▶ _Exercise description_:
Which lines hold the word "preind"? Show each of them.

Records that describe figures

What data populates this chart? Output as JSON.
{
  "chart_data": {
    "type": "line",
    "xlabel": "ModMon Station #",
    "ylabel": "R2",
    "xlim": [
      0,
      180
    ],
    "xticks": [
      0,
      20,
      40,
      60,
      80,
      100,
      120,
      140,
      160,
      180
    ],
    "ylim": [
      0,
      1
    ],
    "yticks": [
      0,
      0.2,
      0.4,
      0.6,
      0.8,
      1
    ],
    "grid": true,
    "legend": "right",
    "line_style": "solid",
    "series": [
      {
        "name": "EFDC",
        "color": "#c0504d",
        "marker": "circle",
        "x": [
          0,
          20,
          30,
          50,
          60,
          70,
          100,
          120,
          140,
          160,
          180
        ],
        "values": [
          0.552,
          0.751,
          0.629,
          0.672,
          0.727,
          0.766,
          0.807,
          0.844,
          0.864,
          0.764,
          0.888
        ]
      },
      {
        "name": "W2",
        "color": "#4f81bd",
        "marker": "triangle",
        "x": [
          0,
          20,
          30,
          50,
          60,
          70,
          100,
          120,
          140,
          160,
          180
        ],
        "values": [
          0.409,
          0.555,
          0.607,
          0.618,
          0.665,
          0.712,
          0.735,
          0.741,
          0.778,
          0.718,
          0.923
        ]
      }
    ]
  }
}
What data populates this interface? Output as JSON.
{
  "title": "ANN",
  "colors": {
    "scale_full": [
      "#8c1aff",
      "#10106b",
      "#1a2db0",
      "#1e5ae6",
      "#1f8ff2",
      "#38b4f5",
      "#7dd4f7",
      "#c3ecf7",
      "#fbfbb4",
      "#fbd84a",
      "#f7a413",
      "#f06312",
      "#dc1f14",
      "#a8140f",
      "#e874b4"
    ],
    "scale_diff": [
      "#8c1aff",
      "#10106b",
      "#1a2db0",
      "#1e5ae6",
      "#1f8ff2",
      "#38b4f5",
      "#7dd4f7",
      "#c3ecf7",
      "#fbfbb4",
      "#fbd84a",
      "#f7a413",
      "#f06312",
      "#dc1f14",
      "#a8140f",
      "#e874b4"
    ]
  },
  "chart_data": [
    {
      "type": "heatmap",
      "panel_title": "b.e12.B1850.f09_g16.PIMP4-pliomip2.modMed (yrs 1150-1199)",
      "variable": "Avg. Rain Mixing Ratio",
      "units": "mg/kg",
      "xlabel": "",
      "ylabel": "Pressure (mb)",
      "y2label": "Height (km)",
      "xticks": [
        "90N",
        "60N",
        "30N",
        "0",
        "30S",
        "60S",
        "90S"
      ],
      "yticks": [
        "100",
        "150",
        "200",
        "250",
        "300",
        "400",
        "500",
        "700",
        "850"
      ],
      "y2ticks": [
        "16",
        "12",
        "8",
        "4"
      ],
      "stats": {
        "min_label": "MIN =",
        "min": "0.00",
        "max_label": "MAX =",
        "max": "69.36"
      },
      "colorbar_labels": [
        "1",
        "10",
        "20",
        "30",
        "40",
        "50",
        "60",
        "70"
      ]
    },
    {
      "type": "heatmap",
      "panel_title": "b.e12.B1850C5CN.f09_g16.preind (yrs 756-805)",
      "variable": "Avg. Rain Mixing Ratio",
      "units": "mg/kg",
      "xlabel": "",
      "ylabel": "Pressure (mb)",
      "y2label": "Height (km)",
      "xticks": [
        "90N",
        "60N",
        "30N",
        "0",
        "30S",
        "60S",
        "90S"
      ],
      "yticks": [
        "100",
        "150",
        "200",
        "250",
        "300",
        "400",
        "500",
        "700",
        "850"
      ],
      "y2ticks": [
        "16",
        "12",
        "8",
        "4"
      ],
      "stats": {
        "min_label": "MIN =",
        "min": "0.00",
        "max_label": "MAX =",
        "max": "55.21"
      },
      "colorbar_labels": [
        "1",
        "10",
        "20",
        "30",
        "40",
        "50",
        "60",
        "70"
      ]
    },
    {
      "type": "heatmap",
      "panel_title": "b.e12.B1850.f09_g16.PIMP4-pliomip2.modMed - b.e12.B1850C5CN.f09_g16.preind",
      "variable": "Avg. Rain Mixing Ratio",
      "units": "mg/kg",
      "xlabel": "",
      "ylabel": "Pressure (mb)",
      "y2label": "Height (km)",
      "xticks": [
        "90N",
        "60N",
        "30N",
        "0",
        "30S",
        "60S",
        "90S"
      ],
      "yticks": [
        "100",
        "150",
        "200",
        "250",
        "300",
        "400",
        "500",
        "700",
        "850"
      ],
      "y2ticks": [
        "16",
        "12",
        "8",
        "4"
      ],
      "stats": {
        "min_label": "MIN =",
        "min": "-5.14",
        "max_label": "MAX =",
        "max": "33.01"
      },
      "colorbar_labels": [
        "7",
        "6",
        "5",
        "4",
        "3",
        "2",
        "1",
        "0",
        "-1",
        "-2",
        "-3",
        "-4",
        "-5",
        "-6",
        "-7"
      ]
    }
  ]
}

▶ _Written solution_:
      "panel_title": "b.e12.B1850C5CN.f09_g16.preind (yrs 756-805)",
      "panel_title": "b.e12.B1850.f09_g16.PIMP4-pliomip2.modMed - b.e12.B1850C5CN.f09_g16.preind",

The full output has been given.